● **Direction**
Gather all lines in the entries below that include the word "可用库存数量".

Dataset records:
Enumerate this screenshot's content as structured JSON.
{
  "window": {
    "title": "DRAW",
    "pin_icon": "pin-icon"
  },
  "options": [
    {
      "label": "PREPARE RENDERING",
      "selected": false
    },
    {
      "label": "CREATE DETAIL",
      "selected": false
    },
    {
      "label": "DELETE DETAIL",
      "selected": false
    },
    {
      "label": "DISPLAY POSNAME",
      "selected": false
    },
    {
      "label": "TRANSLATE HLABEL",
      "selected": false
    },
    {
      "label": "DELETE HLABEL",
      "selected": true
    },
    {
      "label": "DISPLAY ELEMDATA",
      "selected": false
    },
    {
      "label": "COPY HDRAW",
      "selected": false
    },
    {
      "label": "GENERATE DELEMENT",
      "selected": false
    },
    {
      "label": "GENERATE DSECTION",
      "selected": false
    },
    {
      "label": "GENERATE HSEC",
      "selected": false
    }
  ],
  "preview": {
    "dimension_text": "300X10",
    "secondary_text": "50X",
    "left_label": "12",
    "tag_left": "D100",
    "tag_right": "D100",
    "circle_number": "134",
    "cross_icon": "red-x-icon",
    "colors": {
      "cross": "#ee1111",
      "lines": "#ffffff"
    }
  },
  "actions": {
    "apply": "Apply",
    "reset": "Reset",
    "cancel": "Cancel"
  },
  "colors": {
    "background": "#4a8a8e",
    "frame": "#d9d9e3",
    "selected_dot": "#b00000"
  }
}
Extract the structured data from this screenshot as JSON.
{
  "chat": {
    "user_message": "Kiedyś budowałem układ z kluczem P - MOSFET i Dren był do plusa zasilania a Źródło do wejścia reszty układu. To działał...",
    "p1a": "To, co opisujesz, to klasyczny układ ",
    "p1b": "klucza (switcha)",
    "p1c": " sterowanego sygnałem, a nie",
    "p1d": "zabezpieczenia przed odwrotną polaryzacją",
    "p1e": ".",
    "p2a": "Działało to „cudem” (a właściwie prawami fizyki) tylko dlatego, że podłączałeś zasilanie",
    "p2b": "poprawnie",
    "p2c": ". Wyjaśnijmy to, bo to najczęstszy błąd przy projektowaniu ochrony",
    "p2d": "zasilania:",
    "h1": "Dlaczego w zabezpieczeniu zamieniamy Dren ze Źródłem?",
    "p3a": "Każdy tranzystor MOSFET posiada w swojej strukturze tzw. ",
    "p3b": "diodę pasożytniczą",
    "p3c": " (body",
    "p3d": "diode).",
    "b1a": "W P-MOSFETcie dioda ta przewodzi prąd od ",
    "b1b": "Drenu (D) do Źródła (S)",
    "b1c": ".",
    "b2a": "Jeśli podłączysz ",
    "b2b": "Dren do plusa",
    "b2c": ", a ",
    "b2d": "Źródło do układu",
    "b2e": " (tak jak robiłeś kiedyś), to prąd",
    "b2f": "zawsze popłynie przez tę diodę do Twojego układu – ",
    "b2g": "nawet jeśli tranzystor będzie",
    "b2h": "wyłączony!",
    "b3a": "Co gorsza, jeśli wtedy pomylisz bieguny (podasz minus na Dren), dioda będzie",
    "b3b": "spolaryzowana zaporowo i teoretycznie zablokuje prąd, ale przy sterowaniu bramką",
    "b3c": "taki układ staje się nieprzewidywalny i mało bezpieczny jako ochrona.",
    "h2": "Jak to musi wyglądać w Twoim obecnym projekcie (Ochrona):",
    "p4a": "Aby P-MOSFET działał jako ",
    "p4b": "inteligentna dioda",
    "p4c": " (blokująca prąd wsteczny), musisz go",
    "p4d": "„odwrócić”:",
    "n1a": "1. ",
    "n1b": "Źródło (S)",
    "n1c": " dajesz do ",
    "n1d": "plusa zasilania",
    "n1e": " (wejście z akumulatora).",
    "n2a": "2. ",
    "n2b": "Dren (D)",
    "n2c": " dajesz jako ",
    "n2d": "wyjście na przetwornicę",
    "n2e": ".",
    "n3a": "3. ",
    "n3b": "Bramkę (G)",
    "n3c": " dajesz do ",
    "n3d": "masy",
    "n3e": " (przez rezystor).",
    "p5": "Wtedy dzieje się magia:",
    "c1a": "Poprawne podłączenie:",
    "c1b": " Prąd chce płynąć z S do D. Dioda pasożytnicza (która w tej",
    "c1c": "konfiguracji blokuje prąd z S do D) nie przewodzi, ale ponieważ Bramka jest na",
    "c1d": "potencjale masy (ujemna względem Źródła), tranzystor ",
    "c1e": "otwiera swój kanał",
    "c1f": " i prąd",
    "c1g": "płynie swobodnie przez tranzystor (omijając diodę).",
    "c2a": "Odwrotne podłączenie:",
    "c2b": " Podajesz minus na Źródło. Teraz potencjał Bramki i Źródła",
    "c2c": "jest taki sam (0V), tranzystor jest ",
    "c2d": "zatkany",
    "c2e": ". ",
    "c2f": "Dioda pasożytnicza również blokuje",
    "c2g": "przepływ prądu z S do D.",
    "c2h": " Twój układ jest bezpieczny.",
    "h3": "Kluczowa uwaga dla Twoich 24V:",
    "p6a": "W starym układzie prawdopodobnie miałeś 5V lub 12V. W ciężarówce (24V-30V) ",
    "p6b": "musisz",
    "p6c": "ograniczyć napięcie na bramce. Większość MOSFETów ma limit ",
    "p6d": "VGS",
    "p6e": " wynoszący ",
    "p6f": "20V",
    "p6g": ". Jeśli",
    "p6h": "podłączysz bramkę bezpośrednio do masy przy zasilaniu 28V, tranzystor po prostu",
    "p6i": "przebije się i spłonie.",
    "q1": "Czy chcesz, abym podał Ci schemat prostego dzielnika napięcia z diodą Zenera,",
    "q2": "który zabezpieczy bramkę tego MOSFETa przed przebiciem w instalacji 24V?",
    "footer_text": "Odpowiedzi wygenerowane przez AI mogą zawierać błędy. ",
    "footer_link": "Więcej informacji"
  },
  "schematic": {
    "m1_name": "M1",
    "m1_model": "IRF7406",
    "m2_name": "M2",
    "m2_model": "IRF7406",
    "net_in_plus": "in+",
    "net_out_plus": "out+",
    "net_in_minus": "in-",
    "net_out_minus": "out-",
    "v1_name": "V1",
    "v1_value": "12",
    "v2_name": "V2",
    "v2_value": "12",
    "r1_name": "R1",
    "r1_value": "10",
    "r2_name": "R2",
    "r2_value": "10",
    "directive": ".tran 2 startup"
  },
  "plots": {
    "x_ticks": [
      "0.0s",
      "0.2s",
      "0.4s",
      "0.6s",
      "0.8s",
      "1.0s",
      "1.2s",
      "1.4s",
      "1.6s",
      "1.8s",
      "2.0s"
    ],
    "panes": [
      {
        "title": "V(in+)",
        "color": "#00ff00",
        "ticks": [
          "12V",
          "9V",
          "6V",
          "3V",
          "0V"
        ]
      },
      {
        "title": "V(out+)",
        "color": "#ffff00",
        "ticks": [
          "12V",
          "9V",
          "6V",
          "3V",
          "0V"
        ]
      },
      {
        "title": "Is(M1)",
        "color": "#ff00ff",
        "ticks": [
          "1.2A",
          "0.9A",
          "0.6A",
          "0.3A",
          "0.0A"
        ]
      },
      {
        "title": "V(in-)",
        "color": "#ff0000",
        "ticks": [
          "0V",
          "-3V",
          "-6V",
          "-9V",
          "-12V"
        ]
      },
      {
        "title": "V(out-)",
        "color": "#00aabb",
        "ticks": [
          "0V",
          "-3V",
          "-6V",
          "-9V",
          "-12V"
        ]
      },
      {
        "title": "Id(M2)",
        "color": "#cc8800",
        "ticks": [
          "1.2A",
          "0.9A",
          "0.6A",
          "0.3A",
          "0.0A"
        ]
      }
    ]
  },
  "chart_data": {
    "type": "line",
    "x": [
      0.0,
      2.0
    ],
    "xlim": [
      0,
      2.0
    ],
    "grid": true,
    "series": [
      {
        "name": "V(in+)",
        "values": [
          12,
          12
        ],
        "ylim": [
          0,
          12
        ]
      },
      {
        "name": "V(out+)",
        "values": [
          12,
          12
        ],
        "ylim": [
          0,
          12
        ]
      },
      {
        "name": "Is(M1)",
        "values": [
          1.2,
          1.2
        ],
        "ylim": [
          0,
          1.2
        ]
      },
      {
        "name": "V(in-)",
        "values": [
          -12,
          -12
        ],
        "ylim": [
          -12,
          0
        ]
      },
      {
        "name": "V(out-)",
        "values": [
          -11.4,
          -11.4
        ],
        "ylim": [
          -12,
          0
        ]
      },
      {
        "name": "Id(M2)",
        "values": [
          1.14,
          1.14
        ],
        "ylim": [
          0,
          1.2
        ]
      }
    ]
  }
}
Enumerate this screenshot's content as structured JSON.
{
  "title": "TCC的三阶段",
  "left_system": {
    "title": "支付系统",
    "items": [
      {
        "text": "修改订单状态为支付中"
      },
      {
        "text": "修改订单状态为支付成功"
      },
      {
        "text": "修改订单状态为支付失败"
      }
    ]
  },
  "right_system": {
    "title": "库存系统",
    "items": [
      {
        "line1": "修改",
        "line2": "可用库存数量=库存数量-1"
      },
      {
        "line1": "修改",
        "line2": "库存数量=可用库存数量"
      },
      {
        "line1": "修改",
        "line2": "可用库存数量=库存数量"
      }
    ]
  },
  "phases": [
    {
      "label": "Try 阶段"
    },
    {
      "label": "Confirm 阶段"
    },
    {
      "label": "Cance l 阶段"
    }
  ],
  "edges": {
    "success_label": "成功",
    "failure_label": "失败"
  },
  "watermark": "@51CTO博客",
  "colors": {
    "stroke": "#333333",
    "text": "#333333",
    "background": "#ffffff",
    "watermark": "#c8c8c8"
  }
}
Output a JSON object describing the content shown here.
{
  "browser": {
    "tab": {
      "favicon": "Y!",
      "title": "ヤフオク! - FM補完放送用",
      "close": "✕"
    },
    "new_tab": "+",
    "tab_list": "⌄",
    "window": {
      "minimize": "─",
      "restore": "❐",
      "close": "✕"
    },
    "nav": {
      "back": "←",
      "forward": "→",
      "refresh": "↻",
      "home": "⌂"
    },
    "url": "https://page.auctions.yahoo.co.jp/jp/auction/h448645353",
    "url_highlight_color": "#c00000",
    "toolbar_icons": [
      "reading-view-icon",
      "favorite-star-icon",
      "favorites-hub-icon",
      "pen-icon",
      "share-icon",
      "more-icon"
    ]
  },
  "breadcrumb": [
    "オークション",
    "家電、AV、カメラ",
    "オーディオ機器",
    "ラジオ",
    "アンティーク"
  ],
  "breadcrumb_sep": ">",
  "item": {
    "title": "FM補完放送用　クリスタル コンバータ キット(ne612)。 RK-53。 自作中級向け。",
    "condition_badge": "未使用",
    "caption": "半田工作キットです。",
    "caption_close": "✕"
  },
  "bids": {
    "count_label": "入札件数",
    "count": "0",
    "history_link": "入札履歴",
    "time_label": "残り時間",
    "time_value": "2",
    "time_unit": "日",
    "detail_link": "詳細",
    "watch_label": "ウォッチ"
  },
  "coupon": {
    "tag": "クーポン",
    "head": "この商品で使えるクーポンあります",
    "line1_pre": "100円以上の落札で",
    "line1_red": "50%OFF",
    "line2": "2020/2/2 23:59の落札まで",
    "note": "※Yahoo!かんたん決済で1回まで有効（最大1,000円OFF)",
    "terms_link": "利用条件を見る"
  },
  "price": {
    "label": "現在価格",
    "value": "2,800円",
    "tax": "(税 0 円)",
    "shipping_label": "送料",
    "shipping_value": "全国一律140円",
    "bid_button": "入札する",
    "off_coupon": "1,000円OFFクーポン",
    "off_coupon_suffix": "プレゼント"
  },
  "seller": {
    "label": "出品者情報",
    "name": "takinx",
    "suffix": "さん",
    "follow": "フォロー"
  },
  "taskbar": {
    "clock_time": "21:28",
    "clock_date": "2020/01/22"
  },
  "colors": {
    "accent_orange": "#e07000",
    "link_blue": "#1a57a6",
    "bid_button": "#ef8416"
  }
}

● **Completed task**
        "line2": "可用库存数量=库存数量-1"
        "line2": "库存数量=可用库存数量"
        "line2": "可用库存数量=库存数量"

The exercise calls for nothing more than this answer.